##### Dataset extract #####
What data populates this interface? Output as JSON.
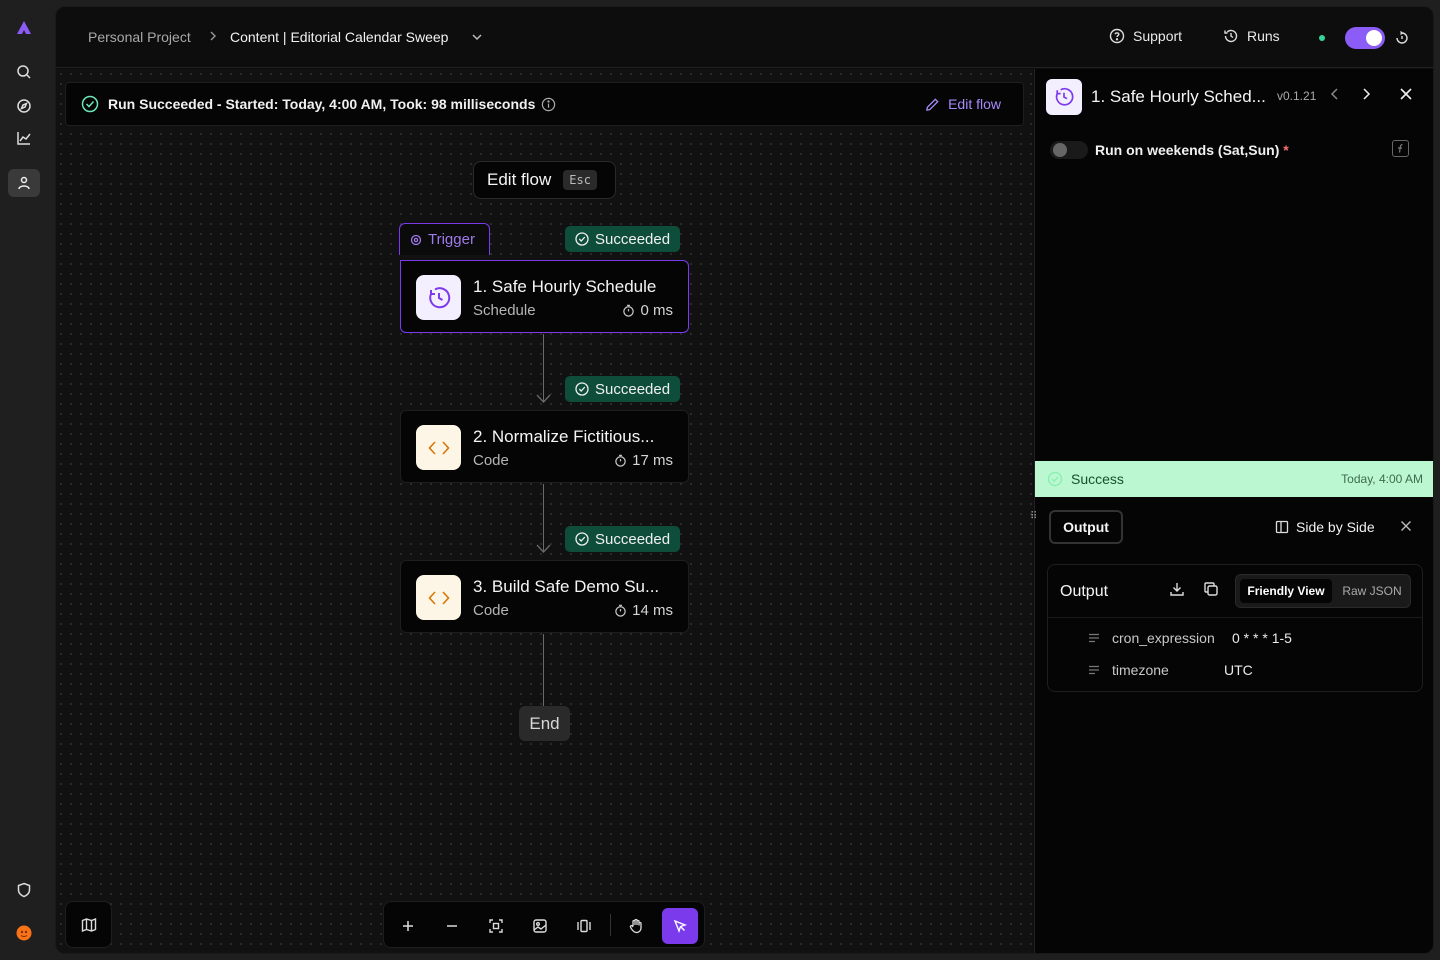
{
  "rail": {
    "icons": [
      "logo-icon",
      "search-icon",
      "compass-icon",
      "chart-icon",
      "user-icon",
      "shield-icon",
      "avatar"
    ]
  },
  "header": {
    "breadcrumb_project": "Personal Project",
    "breadcrumb_separator": ">",
    "breadcrumb_flow": "Content | Editorial Calendar Sweep",
    "support_label": "Support",
    "runs_label": "Runs",
    "flow_enabled": true
  },
  "run_status": {
    "text": "Run Succeeded - Started: Today, 4:00 AM, Took: 98 milliseconds",
    "edit_flow_label": "Edit flow"
  },
  "canvas": {
    "edit_pill_label": "Edit flow",
    "edit_pill_kbd": "Esc",
    "trigger_label": "Trigger",
    "end_label": "End",
    "steps": [
      {
        "status": "Succeeded",
        "title": "1. Safe Hourly Schedule",
        "type": "Schedule",
        "duration": "0 ms",
        "icon": "clock-icon"
      },
      {
        "status": "Succeeded",
        "title": "2. Normalize Fictitious...",
        "type": "Code",
        "duration": "17 ms",
        "icon": "code-icon"
      },
      {
        "status": "Succeeded",
        "title": "3. Build Safe Demo Su...",
        "type": "Code",
        "duration": "14 ms",
        "icon": "code-icon"
      }
    ]
  },
  "toolbar": {
    "tools": [
      "plus-icon",
      "minus-icon",
      "fit-view-icon",
      "image-export-icon",
      "layout-icon",
      "hand-icon",
      "pointer-icon"
    ],
    "active_tool": "pointer-icon"
  },
  "panel": {
    "title": "1. Safe Hourly Sched...",
    "version": "v0.1.21",
    "weekend_label": "Run on weekends (Sat,Sun)",
    "weekend_required": "*",
    "weekend_enabled": false,
    "success_label": "Success",
    "success_time": "Today, 4:00 AM",
    "output_tab": "Output",
    "side_by_side": "Side by Side",
    "output_heading": "Output",
    "friendly_view": "Friendly View",
    "raw_json": "Raw JSON",
    "fields": [
      {
        "key": "cron_expression",
        "value": "0 * * * 1-5"
      },
      {
        "key": "timezone",
        "value": "UTC"
      }
    ]
  },
  "colors": {
    "accent": "#7c3aed",
    "success_bg": "#bbf7d0",
    "badge_bg": "#0d4d3a",
    "badge_fg": "#6ee7b7"
  }
}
#####
- Goal of the exercise -
Search the preceding listing for the word "Output" and pull out every line that holds it.

- Exercise result -
What data populates this interface? Output as JSON.
    "output_tab": "Output",
    "output_heading": "Output",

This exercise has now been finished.